**Short exercise**
Work out the number of lines containing "които". Answer with nothing but that number.

A run of records:
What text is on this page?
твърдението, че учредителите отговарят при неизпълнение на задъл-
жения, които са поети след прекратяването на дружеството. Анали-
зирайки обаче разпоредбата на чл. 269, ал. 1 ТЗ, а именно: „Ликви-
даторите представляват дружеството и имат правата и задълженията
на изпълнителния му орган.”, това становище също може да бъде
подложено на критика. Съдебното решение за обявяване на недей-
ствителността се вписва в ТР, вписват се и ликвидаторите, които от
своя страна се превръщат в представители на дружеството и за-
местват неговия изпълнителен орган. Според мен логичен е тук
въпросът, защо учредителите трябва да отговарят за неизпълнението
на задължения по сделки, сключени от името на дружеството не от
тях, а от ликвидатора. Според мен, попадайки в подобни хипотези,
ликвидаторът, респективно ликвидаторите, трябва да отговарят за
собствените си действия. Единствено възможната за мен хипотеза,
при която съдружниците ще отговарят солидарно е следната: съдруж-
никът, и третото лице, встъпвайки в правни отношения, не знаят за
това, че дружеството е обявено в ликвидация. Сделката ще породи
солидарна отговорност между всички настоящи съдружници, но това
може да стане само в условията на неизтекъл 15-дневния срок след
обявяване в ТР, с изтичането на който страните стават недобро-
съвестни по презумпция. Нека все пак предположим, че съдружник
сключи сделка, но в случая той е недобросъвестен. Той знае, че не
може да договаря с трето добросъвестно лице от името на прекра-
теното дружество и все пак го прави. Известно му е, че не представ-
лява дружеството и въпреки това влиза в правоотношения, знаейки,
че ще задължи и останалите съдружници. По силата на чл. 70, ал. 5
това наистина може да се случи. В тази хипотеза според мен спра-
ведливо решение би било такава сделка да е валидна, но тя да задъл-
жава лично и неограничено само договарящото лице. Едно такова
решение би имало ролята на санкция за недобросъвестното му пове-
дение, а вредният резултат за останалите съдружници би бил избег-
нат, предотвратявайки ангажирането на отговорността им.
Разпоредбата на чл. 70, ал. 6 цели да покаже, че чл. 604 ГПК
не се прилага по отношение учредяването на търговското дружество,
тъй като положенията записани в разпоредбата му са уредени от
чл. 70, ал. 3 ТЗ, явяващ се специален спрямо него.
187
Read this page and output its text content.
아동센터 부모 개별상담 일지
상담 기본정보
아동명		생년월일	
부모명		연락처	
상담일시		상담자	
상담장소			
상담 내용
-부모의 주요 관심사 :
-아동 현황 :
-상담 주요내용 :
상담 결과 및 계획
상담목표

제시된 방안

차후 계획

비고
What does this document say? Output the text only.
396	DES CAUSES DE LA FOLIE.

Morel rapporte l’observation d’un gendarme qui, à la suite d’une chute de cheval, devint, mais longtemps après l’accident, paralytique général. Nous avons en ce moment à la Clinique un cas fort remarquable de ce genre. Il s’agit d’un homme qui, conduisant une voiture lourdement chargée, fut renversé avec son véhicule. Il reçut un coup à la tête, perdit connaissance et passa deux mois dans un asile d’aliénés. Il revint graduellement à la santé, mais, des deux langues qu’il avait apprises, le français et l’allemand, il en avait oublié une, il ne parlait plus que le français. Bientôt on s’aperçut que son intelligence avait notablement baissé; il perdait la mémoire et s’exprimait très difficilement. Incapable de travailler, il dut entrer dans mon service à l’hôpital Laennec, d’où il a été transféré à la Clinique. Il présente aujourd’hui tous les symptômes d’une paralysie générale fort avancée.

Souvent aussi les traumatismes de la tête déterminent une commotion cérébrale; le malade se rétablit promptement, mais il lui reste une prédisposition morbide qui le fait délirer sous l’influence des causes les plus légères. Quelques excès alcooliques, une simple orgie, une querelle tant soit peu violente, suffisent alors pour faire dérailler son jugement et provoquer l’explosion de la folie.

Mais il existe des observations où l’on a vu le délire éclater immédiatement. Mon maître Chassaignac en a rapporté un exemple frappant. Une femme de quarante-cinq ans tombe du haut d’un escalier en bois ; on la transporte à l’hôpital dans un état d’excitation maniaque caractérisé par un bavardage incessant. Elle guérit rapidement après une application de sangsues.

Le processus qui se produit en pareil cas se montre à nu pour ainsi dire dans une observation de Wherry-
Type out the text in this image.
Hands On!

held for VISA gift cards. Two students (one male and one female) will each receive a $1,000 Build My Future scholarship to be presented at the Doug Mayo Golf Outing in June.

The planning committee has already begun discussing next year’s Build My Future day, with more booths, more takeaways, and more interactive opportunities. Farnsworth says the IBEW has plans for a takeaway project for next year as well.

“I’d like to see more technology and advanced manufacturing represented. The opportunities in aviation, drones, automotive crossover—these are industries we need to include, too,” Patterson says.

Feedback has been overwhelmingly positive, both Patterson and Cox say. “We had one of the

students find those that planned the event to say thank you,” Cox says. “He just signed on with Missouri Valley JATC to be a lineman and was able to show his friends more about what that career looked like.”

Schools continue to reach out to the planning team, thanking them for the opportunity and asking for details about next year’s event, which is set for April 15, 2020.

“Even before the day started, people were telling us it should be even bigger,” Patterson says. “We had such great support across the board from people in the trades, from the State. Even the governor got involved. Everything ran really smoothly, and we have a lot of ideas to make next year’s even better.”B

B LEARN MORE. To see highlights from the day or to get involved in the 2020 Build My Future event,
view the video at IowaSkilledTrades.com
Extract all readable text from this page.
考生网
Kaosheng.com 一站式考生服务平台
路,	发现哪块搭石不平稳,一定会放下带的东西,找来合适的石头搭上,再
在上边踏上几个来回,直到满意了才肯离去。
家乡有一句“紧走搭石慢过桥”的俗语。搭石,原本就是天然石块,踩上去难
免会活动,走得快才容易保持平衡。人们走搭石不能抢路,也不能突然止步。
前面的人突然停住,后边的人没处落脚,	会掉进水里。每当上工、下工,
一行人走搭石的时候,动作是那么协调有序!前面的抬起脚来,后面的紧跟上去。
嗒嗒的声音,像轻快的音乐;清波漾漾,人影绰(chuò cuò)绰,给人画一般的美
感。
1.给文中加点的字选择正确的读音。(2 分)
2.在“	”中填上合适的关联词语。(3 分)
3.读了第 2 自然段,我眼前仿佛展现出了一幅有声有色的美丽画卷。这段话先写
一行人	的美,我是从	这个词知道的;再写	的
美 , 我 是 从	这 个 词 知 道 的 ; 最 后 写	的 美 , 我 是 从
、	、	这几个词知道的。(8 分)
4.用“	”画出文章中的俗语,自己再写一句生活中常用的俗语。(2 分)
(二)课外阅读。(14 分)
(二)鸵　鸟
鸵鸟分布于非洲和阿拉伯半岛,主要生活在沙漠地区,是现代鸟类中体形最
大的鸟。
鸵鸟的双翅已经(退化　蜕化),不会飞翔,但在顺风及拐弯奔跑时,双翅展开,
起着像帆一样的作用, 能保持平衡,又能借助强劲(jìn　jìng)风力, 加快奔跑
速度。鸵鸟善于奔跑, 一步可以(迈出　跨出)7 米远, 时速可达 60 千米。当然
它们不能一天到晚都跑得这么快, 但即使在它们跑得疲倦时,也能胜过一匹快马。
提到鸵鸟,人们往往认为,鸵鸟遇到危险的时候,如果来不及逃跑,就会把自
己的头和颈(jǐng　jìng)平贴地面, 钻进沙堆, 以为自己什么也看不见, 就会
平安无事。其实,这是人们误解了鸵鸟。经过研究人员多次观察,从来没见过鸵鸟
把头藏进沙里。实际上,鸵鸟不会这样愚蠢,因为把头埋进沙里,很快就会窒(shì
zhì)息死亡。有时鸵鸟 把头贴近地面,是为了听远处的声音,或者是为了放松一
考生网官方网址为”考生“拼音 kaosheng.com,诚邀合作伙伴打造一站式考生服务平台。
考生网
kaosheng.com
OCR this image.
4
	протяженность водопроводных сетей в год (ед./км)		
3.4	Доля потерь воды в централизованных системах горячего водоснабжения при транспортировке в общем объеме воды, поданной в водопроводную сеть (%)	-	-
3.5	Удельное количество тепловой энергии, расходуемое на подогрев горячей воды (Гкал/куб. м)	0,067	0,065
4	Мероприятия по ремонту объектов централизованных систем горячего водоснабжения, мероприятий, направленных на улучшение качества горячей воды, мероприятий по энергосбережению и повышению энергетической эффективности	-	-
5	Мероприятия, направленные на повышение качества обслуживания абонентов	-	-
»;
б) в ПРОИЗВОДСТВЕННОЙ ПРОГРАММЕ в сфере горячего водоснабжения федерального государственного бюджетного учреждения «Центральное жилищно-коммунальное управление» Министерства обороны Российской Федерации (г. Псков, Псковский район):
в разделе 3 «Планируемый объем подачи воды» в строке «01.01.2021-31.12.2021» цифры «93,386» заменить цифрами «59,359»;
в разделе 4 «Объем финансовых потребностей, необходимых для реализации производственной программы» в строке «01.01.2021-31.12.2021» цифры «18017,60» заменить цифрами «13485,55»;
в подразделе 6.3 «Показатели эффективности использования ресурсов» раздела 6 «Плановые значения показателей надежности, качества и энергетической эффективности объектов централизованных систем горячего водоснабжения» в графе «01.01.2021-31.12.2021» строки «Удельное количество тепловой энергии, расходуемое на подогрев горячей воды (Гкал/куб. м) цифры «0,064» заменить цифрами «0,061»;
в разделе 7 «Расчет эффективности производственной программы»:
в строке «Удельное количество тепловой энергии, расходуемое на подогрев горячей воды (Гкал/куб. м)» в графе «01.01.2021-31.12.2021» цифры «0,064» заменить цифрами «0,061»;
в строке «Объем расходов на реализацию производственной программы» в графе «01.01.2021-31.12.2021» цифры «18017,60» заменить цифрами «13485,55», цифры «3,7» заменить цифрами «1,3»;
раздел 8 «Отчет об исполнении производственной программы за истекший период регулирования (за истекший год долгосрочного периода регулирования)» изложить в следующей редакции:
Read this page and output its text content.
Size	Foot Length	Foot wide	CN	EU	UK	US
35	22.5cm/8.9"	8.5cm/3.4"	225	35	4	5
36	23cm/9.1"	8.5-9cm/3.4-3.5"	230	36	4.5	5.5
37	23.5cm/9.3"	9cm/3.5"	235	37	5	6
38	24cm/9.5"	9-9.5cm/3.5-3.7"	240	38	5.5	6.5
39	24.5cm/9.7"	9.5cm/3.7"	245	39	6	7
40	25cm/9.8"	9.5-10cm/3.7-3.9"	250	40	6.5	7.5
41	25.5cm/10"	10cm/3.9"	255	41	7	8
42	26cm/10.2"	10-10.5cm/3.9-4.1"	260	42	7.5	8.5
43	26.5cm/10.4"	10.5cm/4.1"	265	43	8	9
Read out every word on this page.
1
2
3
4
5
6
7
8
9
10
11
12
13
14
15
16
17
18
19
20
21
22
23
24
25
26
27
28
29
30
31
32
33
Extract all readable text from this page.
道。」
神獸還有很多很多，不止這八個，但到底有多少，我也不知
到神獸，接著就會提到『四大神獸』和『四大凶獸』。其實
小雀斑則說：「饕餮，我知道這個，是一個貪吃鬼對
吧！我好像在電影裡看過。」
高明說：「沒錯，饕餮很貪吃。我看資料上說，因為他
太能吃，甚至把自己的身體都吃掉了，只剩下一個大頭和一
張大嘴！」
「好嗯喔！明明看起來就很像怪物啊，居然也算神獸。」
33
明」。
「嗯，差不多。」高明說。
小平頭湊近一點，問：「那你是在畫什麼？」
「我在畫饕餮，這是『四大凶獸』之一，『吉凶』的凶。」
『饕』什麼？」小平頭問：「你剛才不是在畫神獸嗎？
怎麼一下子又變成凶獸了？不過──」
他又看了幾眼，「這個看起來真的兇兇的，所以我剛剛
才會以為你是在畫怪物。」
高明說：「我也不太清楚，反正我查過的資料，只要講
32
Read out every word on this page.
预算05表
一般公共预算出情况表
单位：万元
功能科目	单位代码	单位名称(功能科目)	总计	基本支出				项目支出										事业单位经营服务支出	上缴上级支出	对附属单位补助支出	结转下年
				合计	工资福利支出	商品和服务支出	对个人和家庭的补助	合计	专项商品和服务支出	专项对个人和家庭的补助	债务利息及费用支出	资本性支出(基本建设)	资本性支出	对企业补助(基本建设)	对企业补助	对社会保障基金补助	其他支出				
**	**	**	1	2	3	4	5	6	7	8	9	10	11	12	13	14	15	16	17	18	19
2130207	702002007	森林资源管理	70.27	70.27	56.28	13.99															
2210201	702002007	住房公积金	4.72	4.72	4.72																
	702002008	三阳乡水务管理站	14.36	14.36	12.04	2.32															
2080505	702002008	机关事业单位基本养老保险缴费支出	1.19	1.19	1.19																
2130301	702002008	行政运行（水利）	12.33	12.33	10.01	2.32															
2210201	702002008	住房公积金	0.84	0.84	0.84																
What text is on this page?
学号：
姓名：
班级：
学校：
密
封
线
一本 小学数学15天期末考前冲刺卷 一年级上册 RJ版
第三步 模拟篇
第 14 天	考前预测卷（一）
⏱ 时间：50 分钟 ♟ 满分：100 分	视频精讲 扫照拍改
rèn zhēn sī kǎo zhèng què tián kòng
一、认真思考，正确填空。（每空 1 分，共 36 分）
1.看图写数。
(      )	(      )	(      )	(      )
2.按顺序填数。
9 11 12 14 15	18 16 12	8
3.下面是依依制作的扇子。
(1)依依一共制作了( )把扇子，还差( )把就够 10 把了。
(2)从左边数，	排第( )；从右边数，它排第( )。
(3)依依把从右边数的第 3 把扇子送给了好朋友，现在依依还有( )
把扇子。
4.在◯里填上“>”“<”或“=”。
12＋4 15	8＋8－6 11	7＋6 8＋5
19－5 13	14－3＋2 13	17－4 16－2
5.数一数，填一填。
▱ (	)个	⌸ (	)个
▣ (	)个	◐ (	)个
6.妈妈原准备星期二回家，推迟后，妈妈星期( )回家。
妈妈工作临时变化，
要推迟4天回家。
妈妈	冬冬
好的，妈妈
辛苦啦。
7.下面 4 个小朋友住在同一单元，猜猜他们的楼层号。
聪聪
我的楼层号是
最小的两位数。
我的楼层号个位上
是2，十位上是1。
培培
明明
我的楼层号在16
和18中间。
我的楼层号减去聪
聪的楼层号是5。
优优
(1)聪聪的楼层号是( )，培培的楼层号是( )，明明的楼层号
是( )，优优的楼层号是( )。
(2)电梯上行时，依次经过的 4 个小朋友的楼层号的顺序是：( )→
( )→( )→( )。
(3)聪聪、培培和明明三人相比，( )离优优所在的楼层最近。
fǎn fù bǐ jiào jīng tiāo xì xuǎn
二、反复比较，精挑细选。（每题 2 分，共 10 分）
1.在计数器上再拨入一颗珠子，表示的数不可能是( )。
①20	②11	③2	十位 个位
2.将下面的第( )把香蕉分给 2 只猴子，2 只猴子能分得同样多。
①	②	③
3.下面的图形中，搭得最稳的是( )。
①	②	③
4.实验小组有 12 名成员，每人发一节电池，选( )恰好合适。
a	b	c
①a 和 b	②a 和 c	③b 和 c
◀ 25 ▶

**Task result**
2